◆ Task ◆
Look through the records that follow. Copy every line containing the word "meses".

◆ Provided material ◆
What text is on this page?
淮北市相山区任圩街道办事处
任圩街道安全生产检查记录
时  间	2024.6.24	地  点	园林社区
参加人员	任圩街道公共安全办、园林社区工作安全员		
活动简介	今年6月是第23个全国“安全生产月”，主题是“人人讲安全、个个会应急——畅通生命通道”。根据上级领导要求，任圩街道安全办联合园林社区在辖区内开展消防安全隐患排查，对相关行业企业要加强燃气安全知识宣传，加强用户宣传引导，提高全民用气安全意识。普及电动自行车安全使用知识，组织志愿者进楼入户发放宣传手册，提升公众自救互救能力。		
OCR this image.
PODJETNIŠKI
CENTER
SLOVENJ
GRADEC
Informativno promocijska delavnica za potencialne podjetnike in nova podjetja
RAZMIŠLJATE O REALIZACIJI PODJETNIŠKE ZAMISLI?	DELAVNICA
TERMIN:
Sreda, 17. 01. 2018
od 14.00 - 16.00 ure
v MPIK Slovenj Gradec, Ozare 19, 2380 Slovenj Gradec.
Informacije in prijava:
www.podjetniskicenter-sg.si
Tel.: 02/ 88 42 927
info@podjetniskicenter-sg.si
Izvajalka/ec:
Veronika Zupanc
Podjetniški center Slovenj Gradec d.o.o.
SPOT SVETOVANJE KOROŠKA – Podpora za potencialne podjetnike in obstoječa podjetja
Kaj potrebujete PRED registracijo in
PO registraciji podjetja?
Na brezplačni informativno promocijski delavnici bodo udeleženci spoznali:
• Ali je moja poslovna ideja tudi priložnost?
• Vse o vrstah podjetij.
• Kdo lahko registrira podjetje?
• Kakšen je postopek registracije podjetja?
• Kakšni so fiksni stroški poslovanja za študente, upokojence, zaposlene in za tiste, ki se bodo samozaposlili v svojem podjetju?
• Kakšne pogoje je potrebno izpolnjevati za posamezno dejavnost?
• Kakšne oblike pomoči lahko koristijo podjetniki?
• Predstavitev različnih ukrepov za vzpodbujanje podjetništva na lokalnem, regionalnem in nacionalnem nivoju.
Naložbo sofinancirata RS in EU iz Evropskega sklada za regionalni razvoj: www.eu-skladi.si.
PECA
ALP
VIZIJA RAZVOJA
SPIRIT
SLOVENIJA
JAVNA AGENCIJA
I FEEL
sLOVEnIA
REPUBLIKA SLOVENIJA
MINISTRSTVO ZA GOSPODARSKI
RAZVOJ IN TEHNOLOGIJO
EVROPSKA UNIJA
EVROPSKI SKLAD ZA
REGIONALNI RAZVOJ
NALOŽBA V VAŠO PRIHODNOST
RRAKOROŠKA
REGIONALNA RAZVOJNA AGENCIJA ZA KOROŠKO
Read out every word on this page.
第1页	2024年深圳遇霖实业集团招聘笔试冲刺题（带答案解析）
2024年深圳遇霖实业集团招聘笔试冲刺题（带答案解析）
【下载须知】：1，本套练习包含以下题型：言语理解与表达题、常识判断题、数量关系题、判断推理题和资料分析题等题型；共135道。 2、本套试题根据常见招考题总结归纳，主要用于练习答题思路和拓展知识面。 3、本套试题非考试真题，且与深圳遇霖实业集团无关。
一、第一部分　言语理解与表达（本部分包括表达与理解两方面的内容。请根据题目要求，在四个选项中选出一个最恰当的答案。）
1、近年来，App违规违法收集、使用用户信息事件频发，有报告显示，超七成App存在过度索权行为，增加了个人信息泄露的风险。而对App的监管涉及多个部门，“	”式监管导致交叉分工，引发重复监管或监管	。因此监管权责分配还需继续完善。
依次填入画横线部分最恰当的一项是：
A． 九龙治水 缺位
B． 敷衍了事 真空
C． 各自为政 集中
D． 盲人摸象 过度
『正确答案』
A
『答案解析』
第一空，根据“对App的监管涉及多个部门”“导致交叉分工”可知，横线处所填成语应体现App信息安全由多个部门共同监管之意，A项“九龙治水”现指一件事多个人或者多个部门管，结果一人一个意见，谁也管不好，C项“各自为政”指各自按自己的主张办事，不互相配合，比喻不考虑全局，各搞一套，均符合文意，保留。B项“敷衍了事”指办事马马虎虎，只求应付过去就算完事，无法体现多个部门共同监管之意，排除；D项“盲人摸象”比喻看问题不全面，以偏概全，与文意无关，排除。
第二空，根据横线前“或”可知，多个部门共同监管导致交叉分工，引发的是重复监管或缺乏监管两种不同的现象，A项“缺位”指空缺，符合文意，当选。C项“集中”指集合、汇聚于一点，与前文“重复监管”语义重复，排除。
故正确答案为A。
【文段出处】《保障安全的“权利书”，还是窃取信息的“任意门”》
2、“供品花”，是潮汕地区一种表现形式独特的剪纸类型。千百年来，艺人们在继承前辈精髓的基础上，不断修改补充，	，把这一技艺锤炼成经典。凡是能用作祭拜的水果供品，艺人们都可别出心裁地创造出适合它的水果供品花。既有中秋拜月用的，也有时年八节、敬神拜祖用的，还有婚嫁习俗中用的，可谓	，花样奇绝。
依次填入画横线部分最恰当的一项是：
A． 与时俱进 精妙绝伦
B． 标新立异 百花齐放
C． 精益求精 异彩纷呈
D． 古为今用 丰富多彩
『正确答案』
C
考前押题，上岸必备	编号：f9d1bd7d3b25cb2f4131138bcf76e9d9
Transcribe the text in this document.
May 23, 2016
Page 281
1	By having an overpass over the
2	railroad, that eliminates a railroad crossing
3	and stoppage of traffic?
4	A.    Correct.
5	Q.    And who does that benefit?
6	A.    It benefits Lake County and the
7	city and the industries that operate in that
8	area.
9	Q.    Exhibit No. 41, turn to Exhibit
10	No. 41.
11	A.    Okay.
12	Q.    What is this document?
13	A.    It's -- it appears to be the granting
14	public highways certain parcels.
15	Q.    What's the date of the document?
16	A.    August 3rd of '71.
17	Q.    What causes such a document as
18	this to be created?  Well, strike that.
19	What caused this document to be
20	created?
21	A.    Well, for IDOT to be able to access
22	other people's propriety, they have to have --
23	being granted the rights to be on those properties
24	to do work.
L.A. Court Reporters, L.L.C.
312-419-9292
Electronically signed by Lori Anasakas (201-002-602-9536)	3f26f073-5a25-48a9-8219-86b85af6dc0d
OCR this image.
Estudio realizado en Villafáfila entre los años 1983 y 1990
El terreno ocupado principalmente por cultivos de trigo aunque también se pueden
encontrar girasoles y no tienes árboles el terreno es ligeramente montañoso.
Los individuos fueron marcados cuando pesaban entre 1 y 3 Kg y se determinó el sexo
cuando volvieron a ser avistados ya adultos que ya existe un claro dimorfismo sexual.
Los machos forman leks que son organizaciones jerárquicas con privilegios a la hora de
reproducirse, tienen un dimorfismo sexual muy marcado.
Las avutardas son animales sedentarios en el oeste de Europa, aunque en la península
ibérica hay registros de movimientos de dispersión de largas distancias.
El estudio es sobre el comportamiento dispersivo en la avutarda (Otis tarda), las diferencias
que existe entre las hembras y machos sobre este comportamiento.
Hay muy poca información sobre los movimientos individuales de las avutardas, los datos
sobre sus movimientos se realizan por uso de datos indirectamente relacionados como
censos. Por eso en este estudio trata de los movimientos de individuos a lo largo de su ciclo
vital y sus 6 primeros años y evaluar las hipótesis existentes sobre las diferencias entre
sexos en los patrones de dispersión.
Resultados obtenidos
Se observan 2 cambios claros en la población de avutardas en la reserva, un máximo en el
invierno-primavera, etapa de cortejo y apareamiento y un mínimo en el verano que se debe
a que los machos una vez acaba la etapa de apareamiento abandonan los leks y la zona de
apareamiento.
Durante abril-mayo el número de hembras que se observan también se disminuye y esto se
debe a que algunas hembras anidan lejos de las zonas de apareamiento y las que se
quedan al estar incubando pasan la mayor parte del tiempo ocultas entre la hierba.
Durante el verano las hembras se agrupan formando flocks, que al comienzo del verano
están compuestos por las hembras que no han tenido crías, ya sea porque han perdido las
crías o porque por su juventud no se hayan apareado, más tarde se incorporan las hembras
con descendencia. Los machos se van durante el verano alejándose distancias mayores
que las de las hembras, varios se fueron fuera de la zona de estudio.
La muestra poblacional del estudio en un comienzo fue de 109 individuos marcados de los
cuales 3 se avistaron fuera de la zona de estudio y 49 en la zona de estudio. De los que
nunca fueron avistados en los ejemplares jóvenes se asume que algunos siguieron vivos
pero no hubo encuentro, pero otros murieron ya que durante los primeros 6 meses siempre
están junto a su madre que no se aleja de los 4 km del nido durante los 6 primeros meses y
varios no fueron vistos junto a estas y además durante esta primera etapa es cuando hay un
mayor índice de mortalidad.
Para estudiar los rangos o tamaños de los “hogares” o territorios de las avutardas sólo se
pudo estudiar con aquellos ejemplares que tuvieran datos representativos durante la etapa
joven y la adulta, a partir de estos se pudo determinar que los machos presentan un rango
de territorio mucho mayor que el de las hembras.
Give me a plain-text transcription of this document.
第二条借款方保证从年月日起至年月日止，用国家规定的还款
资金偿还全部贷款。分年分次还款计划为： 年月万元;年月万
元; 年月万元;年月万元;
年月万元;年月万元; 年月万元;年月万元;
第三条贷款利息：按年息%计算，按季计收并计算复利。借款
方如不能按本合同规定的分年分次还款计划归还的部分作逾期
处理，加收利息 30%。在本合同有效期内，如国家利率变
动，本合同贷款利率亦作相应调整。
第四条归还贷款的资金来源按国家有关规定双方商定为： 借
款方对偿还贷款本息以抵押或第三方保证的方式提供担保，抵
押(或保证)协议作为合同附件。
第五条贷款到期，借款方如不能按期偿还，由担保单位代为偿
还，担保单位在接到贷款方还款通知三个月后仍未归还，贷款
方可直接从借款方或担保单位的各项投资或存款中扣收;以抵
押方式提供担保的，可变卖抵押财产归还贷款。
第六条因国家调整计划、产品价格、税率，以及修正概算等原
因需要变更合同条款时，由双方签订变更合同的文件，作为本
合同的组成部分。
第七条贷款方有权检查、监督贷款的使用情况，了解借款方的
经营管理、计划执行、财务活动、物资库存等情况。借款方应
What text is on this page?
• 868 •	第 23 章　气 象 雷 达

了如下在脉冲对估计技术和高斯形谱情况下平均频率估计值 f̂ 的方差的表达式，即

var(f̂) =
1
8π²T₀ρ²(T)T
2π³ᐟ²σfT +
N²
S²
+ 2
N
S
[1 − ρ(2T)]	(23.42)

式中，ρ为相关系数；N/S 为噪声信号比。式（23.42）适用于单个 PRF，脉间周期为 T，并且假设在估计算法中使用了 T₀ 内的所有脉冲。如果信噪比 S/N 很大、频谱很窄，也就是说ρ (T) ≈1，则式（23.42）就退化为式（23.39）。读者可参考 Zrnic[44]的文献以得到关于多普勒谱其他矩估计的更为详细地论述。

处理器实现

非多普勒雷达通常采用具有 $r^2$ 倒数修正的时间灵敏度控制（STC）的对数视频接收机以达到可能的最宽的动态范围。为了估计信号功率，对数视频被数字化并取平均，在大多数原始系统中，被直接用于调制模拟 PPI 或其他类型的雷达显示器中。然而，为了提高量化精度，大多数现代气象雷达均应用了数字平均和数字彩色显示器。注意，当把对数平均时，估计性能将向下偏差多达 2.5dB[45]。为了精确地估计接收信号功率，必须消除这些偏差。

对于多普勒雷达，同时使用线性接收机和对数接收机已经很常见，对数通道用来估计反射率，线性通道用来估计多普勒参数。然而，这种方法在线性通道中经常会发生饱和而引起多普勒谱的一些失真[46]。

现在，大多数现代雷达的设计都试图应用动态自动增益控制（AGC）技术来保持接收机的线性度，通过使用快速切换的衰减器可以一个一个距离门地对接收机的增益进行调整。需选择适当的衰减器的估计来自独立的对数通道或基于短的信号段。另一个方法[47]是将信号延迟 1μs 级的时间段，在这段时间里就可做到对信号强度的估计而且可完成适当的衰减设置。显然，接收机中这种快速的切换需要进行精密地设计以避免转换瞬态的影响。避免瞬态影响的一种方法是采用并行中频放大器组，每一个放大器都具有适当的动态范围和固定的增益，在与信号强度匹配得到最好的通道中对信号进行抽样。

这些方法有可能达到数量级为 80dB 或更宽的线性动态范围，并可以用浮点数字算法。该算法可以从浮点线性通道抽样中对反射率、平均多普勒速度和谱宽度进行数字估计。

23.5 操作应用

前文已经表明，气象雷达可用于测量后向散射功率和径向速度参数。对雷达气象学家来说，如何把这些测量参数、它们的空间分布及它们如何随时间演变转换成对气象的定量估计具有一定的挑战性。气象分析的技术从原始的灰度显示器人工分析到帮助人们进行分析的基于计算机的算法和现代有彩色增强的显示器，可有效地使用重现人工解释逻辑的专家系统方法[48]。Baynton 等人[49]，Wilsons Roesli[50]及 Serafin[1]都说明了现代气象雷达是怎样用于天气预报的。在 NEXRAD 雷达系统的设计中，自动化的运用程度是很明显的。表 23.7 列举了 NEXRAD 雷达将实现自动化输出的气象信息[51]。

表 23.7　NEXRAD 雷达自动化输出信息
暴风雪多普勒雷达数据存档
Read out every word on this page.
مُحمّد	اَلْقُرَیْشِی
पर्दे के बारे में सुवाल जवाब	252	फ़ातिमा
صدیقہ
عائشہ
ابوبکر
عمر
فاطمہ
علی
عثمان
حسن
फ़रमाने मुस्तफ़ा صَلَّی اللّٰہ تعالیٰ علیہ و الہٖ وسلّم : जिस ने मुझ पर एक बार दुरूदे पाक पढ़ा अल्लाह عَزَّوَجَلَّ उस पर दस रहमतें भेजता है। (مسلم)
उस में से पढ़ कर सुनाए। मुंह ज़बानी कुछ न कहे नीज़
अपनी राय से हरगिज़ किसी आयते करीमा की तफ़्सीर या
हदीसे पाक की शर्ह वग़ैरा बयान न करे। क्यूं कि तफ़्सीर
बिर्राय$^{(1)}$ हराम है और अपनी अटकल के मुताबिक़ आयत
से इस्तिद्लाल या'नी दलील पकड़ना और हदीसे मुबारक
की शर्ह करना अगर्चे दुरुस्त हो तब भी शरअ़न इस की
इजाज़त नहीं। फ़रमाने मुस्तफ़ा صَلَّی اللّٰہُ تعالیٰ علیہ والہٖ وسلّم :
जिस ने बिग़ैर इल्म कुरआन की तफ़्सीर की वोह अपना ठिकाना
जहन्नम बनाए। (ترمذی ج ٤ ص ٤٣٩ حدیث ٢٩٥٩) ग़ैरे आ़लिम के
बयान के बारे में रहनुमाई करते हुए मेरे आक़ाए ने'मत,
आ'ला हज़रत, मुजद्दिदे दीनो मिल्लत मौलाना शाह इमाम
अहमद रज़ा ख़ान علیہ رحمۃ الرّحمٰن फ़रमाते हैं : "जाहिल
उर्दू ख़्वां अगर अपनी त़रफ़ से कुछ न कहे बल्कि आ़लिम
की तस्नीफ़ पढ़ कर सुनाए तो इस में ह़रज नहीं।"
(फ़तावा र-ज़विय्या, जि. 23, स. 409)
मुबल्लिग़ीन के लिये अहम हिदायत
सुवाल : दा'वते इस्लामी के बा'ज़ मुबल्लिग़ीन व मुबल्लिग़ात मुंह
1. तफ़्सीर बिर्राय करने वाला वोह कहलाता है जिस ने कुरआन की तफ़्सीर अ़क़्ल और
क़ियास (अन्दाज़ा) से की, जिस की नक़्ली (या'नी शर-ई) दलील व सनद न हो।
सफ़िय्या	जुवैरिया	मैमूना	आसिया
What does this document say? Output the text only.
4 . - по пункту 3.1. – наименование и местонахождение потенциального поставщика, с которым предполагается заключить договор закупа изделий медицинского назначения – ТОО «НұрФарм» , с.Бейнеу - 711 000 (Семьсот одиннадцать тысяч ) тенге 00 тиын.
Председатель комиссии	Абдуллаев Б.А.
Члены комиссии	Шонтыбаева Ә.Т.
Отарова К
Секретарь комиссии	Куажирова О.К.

◆ Full solution ◆
pero no hubo encuentro, pero otros murieron ya que durante los primeros 6 meses siempre
están junto a su madre que no se aleja de los 4 km del nido durante los 6 primeros meses y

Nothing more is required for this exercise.